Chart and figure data

-- -- --

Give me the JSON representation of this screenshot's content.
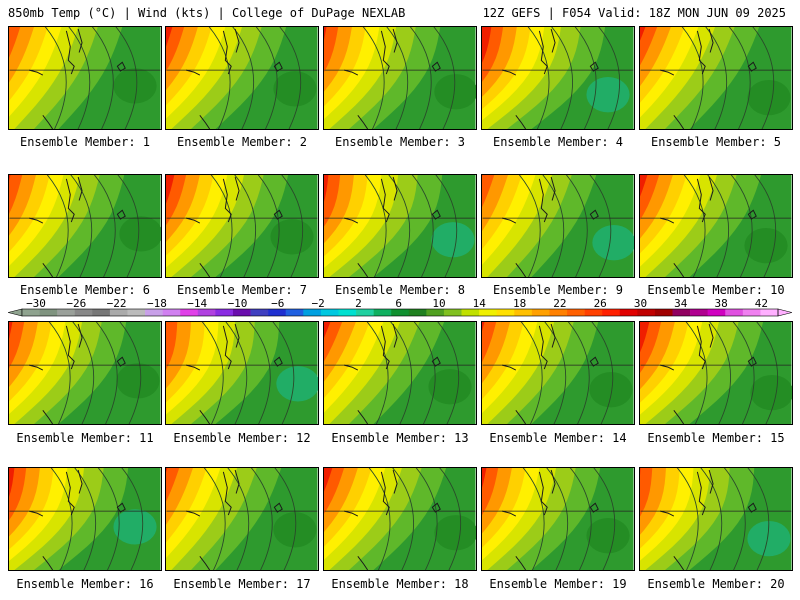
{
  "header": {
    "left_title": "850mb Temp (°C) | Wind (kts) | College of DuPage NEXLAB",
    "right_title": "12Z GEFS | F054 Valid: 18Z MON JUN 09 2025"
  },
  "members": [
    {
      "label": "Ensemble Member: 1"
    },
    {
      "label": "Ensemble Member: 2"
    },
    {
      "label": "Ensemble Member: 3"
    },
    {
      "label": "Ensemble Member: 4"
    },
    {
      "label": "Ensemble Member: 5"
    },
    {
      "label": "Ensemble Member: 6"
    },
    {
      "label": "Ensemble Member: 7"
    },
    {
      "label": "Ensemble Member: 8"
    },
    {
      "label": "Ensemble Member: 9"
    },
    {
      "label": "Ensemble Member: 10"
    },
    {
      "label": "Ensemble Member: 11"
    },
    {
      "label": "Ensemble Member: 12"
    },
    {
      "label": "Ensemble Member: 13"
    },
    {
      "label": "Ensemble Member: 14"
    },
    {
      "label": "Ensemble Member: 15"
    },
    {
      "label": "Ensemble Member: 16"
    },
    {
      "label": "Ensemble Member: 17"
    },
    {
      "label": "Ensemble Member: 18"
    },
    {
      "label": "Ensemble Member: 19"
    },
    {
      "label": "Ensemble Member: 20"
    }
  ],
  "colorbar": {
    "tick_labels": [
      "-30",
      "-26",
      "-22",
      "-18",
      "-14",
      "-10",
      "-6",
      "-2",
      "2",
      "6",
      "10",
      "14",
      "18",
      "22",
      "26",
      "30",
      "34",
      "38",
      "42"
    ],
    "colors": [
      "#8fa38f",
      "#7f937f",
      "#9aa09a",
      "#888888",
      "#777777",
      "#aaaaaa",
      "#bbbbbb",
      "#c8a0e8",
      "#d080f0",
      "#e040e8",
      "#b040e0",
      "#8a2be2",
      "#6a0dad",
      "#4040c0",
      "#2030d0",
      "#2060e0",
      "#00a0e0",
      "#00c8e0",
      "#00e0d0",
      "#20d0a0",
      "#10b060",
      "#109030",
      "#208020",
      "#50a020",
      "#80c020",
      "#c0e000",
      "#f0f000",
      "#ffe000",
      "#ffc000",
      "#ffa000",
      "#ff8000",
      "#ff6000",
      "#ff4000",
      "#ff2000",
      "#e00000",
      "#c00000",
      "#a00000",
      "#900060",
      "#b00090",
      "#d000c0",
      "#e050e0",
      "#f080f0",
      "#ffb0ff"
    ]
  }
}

-- -- --

- _Problem to work on_
Copy out the whole listing exactly, and don't carry over any pictures.

- _Reply_
Give me the JSON representation of this screenshot's content.
{
  "header": {
    "left_title": "850mb Temp (°C) | Wind (kts) | College of DuPage NEXLAB",
    "right_title": "12Z GEFS | F054 Valid: 18Z MON JUN 09 2025"
  },
  "members": [
    {
      "label": "Ensemble Member: 1"
    },
    {
      "label": "Ensemble Member: 2"
    },
    {
      "label": "Ensemble Member: 3"
    },
    {
      "label": "Ensemble Member: 4"
    },
    {
      "label": "Ensemble Member: 5"
    },
    {
      "label": "Ensemble Member: 6"
    },
    {
      "label": "Ensemble Member: 7"
    },
    {
      "label": "Ensemble Member: 8"
    },
    {
      "label": "Ensemble Member: 9"
    },
    {
      "label": "Ensemble Member: 10"
    },
    {
      "label": "Ensemble Member: 11"
    },
    {
      "label": "Ensemble Member: 12"
    },
    {
      "label": "Ensemble Member: 13"
    },
    {
      "label": "Ensemble Member: 14"
    },
    {
      "label": "Ensemble Member: 15"
    },
    {
      "label": "Ensemble Member: 16"
    },
    {
      "label": "Ensemble Member: 17"
    },
    {
      "label": "Ensemble Member: 18"
    },
    {
      "label": "Ensemble Member: 19"
    },
    {
      "label": "Ensemble Member: 20"
    }
  ],
  "colorbar": {
    "tick_labels": [
      "-30",
      "-26",
      "-22",
      "-18",
      "-14",
      "-10",
      "-6",
      "-2",
      "2",
      "6",
      "10",
      "14",
      "18",
      "22",
      "26",
      "30",
      "34",
      "38",
      "42"
    ],
    "colors": [
      "#8fa38f",
      "#7f937f",
      "#9aa09a",
      "#888888",
      "#777777",
      "#aaaaaa",
      "#bbbbbb",
      "#c8a0e8",
      "#d080f0",
      "#e040e8",
      "#b040e0",
      "#8a2be2",
      "#6a0dad",
      "#4040c0",
      "#2030d0",
      "#2060e0",
      "#00a0e0",
      "#00c8e0",
      "#00e0d0",
      "#20d0a0",
      "#10b060",
      "#109030",
      "#208020",
      "#50a020",
      "#80c020",
      "#c0e000",
      "#f0f000",
      "#ffe000",
      "#ffc000",
      "#ffa000",
      "#ff8000",
      "#ff6000",
      "#ff4000",
      "#ff2000",
      "#e00000",
      "#c00000",
      "#a00000",
      "#900060",
      "#b00090",
      "#d000c0",
      "#e050e0",
      "#f080f0",
      "#ffb0ff"
    ]
  }
}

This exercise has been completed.